Problemas a resolver →
1/ Responda a estas perguntas sobre a entrevista:
(a) Que livro escreveu John Perkins?
(b) De quanto foi o suborno que John Perkins diz ter aceitado?
(c) De quem veio esse suborno, segundo ele?
2/ Copie da entrevista, sem mudar nada, o trecho que abre com as palavras "Você diz que, por" e fecha com "de construção civil.".

Excerto escolhido →
##########

Não há dúvidas quanto a isto. É um império
monstruoso. Tem sido extremamente bem sucedido.
AMY GOODMAN:
Estamos a conversar com John Perkins, autor de
Confessions of an Economic Hit Man.
Você diz que, por causa de subornos e por outras razões, deixou
de escrever este livro durante muito tempo. O que é que quer dizer com
isso? Quem tentou suborná-lo ou quem... que subornos é que
aceitou?
JOHN PERKINS:
Bem, nos anos noventa aceitei um suborno de meio milhão de
dólares para não escrever o livro.
AMY GOODMAN:
De quem?
JOHN PERKINS:
De uma das maiores companhias de construção civil.
AMY GOODMAN:
Qual delas?

##########

Informação fornecida →
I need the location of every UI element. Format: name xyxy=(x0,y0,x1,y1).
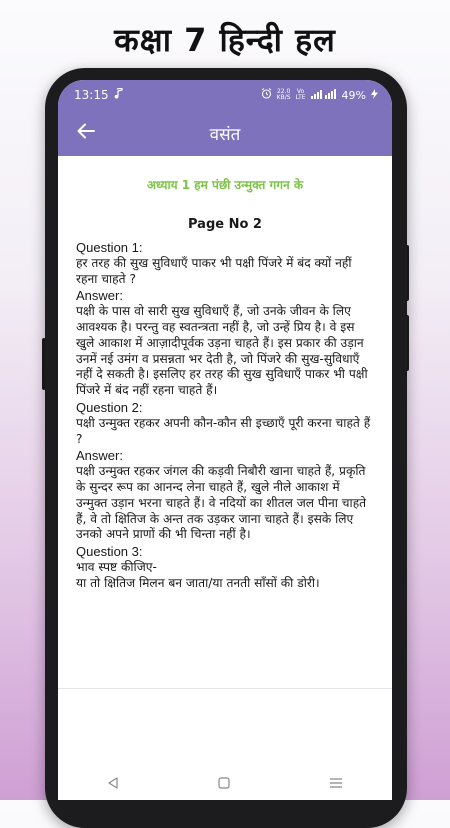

##########

Tarefas resolvidas →
1/
(a) Confessions of an Economic Hit Man.
(b) Meio milhão de dólares.
(c) De uma das maiores companhias de construção civil.

2/
Você diz que, por causa de subornos e por outras razões, deixou
de escrever este livro durante muito tempo. O que é que quer dizer com
isso? Quem tentou suborná-lo ou quem... que subornos é que
aceitou?
JOHN PERKINS:
Bem, nos anos noventa aceitei um suborno de meio milhão de
dólares para não escrever o livro.
AMY GOODMAN:
De quem?
JOHN PERKINS:
De uma das maiores companhias de construção civil.